Goal of the exercise:
State how many lines of the data contain the string "axis", with case counting. Reply with the number alone.

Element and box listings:
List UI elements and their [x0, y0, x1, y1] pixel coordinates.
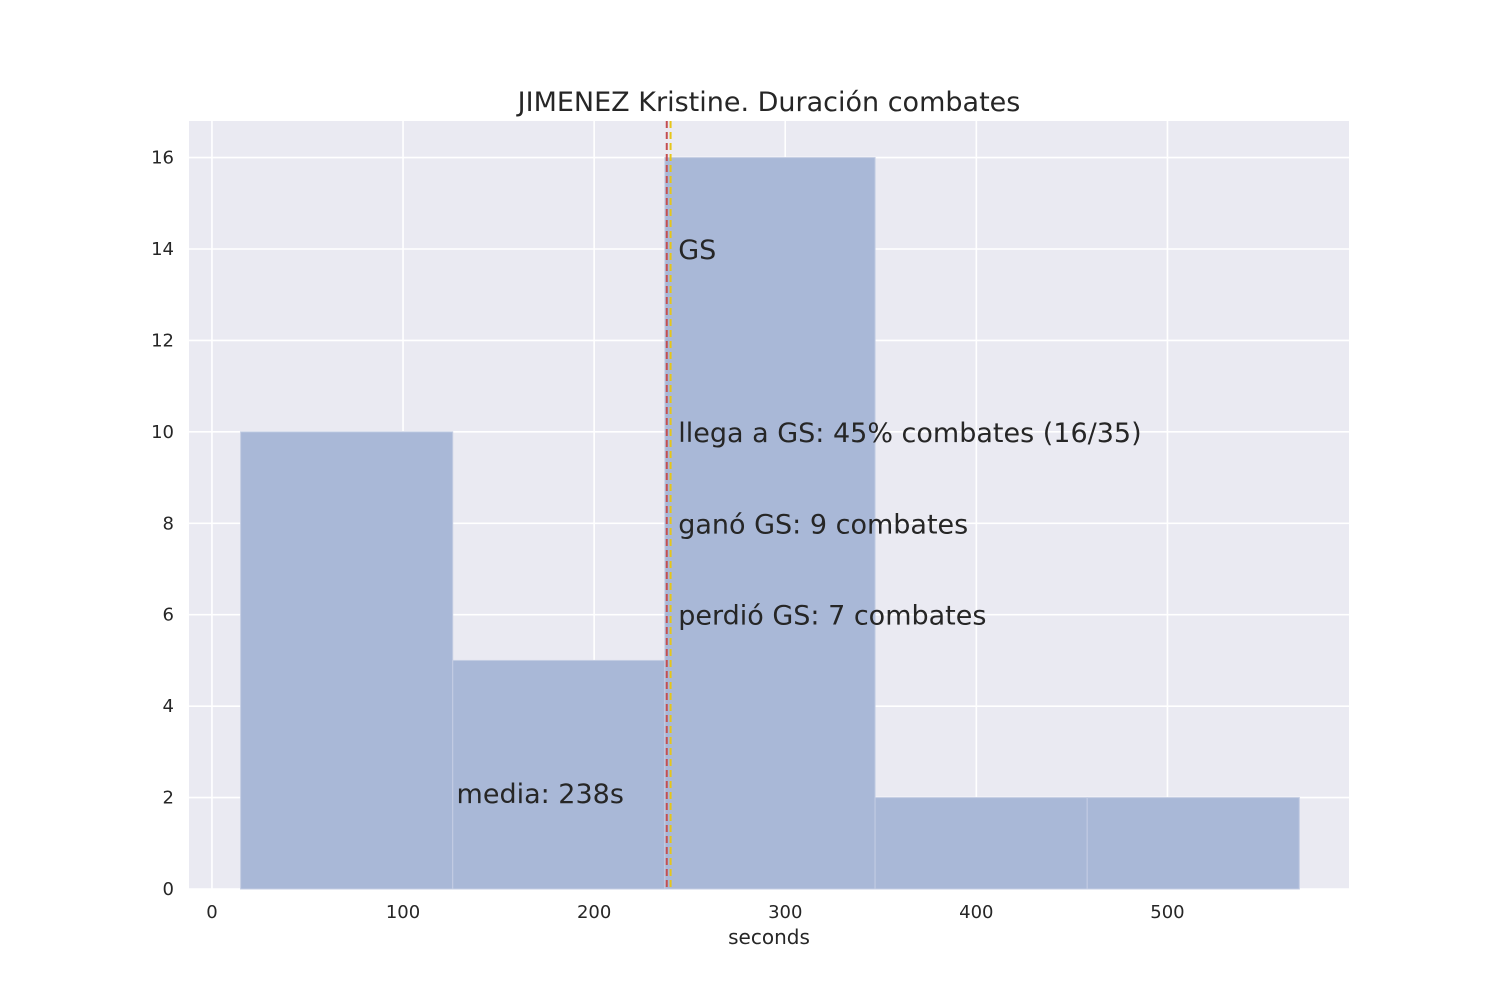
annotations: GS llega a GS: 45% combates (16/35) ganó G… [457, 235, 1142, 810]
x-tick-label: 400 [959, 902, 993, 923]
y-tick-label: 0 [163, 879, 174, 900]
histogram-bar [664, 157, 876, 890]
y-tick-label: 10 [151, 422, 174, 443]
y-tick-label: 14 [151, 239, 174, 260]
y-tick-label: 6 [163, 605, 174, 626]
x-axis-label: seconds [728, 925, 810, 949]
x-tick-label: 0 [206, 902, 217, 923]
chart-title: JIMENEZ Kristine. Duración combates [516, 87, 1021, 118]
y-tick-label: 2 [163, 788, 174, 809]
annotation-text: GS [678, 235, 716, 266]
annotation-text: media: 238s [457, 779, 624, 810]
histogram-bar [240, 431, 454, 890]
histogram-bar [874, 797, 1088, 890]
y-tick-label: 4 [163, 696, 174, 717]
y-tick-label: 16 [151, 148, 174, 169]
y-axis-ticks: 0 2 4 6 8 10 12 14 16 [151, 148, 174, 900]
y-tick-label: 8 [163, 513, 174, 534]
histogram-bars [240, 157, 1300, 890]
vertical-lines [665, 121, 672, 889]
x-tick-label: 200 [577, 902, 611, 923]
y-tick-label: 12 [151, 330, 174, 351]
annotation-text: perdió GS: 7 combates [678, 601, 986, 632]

Final result:
2